## Instrução dada:
Responda com base no excerto sobre o recurso para o Tribunal Constitucional:
(a) Ao abrigo de que números do artº 75º-A da lei nº 28/82 foi feito o convite do Conselheiro Relator?
(b) Segundo que disposição da lei do Tribunal Constitucional foi interposto o recurso?
(c) Que artigos da Constituição vigente são referidos expressamente?

## Excerto da fonte:
======

2. Depois, ‘respondendo ao convite efectuado pelo Exmº Senhor Conselheiro Relator, nos termos dos nºs 5 e 6 do artº 75º-A, da lei nº 28/82, de 15 de Novembro, na redacção da Lei nº 13-A/98, de 26 de Fevereiro’, veio confirmar ser aquele o acórdão recorrido e que o ‘recurso foi interposto nos termos do disposto no artº 70º, nº 1, alíneas b) e f) da lei do Tribunal Constitucional’, acrescentando ainda o seguinte, que por comodidade, se passa a transcrever:
‘8º - A tudo acresce o facto da questão de inconstitucionalidade e ilegalidade das normas aplicadas, no que toca à interpretação que delas se fez na decisão recorrida, terem sido já suscitadas não só no requerimento inicial do pedido de nomeação de patrono, como também nas Alegações e Conclusões de recurso interposto da decisão da 1ª instância, a fls. 367 e 408 e segs. dos autos.
9º - Com efeito, aí se referem, expressamente, os art°s 2°, 13° e 20° da Constituição vigente, bem como os art°s 6°, 7°, 15°, 16°, 17°, 19° e 23° do D.L.

======

## Dados fornecidos:
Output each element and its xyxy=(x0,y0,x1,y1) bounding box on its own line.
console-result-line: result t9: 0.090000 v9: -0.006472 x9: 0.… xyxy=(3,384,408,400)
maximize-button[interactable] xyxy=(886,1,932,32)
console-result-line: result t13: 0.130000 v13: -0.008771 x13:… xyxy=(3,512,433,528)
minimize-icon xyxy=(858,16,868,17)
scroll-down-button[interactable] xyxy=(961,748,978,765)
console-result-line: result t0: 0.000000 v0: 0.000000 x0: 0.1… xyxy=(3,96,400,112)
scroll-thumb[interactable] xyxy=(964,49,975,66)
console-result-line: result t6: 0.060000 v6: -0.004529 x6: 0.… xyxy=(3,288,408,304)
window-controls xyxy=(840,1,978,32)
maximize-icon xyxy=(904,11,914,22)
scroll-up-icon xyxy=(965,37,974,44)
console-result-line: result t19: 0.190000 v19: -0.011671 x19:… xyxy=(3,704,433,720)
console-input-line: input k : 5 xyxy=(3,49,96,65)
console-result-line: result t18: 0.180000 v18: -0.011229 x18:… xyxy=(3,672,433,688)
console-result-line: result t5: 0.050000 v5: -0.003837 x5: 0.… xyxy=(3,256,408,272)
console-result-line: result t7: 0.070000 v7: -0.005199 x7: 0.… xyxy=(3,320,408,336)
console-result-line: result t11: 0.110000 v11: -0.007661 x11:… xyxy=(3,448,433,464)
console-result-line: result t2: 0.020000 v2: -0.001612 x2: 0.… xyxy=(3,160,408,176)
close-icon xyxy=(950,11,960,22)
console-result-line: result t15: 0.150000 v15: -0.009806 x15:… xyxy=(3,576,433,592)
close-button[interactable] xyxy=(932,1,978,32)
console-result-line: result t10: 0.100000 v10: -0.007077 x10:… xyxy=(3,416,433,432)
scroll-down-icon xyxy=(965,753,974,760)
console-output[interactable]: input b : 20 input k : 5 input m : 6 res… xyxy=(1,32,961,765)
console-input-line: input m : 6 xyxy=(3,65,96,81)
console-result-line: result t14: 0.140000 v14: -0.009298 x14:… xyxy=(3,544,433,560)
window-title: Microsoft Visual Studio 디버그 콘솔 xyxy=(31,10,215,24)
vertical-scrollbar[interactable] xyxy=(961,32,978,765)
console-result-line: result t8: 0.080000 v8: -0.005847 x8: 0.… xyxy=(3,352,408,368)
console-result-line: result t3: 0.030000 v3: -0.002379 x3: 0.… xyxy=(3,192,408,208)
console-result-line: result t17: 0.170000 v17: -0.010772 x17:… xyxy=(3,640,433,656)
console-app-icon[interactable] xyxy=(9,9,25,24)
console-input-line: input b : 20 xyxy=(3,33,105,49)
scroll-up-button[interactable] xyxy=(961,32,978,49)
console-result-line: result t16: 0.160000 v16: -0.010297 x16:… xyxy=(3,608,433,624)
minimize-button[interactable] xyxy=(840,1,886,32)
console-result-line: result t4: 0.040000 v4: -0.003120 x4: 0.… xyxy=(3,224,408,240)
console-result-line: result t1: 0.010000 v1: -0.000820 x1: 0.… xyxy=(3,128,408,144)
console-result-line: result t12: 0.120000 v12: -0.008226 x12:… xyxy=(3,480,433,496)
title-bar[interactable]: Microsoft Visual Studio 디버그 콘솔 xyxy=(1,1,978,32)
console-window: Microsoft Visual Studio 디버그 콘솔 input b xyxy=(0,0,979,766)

======

## Resposta à tarefa:
(a) Os nºs 5 e 6.
(b) O artº 70º, nº 1, alíneas b) e f).
(c) Os artºs 2º, 13º e 20º.